WHAT IS BEING ASKED:
Return a copy of every line in the records that includes the word "JSON".

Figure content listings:
------------------------------------------------------------

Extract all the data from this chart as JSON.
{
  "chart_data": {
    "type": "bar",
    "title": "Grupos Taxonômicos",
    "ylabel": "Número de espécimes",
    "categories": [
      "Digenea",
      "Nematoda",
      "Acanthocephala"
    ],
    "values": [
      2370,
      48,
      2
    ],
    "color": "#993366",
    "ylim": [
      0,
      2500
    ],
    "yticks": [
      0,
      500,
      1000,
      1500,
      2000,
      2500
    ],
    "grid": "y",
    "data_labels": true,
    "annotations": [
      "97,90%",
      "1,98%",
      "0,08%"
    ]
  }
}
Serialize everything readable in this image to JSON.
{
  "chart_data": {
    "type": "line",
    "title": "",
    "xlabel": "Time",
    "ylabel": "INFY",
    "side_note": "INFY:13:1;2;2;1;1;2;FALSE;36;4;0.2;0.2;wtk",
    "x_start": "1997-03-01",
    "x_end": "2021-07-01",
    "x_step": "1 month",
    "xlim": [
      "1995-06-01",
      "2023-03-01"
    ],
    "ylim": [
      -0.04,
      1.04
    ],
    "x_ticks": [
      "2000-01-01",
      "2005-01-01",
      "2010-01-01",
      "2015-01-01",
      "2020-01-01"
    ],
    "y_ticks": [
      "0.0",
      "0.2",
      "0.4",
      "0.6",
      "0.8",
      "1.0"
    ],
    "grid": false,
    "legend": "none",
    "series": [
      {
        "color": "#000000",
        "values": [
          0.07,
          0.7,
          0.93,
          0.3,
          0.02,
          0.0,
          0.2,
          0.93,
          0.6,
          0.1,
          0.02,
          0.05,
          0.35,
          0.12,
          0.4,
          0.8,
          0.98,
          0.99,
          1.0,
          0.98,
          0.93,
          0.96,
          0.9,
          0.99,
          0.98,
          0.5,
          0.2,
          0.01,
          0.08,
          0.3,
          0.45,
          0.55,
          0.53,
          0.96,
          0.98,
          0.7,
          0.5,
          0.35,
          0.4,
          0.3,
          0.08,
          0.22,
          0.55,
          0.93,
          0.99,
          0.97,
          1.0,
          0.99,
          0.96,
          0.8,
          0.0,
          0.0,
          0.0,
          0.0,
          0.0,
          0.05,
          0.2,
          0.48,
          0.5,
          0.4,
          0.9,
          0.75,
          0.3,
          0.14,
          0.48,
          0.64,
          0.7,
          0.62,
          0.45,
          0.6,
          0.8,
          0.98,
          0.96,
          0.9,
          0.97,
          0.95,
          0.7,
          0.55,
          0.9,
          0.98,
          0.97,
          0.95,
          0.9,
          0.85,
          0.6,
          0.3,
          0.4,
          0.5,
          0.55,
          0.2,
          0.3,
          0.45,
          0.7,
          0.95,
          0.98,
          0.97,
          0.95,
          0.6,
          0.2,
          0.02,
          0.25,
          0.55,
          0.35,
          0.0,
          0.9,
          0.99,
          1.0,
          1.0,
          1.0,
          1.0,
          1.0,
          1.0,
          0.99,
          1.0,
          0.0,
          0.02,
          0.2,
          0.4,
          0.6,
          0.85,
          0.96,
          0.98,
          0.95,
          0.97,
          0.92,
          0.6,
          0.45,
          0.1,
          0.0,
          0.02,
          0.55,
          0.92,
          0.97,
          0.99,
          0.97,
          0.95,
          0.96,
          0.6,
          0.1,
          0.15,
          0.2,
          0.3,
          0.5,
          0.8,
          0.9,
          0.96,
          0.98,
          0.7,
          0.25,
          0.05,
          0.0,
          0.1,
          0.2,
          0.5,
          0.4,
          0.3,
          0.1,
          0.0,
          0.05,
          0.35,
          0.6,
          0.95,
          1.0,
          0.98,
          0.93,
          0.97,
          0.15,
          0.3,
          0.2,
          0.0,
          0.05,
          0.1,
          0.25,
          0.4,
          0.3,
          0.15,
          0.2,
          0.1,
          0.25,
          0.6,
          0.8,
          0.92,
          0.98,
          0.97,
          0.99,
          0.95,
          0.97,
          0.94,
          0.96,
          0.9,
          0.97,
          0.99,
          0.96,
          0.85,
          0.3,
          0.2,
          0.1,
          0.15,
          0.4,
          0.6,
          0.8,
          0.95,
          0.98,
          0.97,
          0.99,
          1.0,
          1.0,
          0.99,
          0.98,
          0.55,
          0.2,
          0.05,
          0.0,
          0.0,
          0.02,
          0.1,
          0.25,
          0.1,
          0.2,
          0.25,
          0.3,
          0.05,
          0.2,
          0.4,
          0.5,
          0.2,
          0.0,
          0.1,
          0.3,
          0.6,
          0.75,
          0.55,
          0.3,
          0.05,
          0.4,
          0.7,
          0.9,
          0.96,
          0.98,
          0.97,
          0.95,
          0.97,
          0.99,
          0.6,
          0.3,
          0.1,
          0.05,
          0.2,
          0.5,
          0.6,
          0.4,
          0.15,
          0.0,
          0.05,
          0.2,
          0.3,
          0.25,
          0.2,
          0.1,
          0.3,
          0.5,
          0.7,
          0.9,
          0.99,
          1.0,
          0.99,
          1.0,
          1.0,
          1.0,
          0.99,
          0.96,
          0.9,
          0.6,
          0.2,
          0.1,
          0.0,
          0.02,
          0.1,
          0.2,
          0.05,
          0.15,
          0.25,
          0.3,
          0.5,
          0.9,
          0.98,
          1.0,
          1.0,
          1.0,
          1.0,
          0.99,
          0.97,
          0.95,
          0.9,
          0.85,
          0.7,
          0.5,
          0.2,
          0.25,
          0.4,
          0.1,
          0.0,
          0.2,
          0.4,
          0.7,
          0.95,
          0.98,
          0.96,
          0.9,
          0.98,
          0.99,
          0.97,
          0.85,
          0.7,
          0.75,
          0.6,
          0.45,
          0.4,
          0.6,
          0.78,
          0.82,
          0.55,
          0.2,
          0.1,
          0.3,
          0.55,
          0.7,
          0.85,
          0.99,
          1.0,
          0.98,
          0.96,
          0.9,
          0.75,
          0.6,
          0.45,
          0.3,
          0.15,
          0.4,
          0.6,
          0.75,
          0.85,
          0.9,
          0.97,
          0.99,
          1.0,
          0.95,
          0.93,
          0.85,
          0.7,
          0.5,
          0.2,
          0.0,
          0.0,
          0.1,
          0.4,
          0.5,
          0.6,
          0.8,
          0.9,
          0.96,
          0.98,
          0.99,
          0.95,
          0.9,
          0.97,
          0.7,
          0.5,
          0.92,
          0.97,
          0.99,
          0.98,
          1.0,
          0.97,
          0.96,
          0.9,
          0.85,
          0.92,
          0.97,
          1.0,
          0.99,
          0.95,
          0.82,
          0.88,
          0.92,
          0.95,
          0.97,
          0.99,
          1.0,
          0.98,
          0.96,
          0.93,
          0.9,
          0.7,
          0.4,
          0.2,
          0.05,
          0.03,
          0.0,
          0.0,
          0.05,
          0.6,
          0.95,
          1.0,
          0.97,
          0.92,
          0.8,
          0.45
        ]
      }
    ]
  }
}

------------------------------------------------------------

REPLY TO THE TASK:
Extract all the data from this chart as JSON.
Serialize everything readable in this image to JSON.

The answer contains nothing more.